>> Begin RECORD LIST
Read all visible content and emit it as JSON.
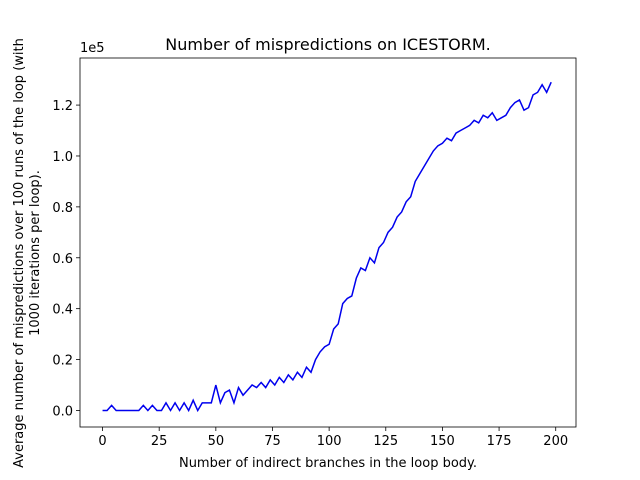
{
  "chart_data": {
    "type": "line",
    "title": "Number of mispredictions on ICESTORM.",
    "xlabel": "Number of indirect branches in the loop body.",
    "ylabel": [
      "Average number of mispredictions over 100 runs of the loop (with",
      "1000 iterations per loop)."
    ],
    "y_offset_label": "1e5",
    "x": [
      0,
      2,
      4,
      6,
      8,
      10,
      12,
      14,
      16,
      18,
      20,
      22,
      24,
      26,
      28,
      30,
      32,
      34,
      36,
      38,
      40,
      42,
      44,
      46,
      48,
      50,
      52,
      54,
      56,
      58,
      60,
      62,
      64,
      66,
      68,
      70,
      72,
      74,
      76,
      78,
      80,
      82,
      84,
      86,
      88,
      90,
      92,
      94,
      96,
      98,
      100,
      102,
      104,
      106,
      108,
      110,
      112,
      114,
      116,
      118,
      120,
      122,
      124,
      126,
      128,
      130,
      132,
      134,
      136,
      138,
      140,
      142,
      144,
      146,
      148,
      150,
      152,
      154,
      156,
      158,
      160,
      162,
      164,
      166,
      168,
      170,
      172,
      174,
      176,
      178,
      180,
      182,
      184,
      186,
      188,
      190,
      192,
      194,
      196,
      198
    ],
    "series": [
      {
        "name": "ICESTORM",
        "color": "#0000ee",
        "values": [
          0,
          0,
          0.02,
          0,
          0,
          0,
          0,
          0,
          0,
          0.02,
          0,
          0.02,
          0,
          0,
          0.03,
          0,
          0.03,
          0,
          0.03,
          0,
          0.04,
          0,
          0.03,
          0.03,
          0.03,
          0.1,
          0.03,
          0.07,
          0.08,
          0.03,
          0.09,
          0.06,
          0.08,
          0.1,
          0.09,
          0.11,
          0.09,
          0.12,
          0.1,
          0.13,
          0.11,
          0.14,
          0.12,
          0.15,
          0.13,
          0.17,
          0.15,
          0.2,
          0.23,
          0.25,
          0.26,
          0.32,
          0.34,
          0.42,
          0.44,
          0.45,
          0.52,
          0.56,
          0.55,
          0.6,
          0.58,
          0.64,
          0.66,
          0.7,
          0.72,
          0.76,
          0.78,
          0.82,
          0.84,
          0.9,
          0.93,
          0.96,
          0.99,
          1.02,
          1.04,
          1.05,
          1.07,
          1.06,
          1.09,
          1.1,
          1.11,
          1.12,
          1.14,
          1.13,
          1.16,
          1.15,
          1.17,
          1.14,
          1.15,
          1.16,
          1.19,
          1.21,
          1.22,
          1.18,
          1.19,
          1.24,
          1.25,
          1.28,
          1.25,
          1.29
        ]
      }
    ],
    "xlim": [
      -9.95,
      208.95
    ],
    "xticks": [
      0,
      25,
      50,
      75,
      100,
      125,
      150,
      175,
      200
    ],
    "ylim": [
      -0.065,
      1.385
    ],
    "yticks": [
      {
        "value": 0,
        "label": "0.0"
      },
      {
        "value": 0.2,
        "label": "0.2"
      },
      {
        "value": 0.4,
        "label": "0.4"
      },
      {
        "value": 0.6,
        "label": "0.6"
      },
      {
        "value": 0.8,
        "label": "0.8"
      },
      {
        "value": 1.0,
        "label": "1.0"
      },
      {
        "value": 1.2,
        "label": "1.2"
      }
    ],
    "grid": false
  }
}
>> End RECORD LIST
>> Begin RECORD LIST
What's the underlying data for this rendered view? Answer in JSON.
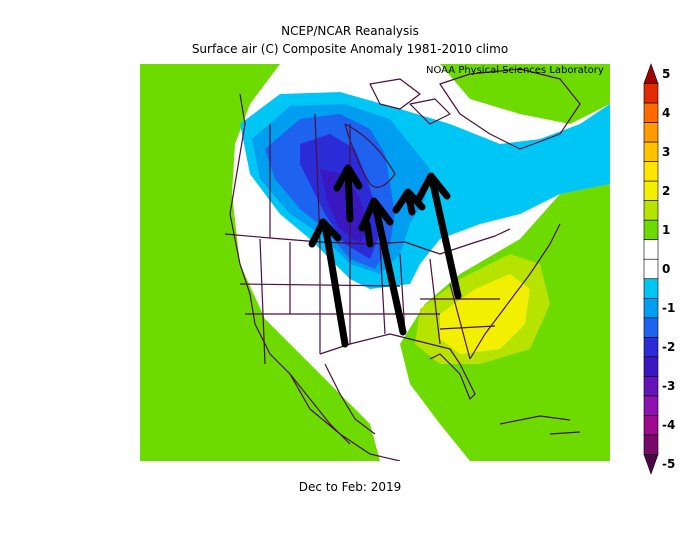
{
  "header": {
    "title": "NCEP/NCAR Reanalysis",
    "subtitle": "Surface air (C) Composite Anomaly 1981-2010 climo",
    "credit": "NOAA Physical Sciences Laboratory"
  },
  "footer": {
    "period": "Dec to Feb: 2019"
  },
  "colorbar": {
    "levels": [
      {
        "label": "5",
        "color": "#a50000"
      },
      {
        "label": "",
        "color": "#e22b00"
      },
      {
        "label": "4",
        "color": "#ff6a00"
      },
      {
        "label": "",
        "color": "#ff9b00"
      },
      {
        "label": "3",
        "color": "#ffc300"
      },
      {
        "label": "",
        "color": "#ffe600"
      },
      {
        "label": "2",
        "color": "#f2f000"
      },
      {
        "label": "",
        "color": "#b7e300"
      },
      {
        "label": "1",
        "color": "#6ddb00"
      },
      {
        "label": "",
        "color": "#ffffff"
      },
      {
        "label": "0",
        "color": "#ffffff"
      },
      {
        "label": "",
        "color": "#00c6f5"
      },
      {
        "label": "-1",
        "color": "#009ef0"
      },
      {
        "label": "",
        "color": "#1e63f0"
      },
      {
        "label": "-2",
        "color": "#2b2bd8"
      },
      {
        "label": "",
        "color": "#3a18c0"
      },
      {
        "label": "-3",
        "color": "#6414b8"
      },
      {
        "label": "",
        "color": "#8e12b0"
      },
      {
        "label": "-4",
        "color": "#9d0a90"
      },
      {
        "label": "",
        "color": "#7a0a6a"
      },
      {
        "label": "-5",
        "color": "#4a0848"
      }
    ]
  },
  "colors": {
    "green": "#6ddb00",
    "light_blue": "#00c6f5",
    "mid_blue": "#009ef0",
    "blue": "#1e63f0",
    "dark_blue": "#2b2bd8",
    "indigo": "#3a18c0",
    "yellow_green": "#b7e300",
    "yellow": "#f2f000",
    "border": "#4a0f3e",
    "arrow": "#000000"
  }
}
>> End RECORD LIST
__WRITTEN PROBLEM__:
Only the number is wanted: how many lines of these entries contain the string "loop"?

__FULL ANSWER__:
3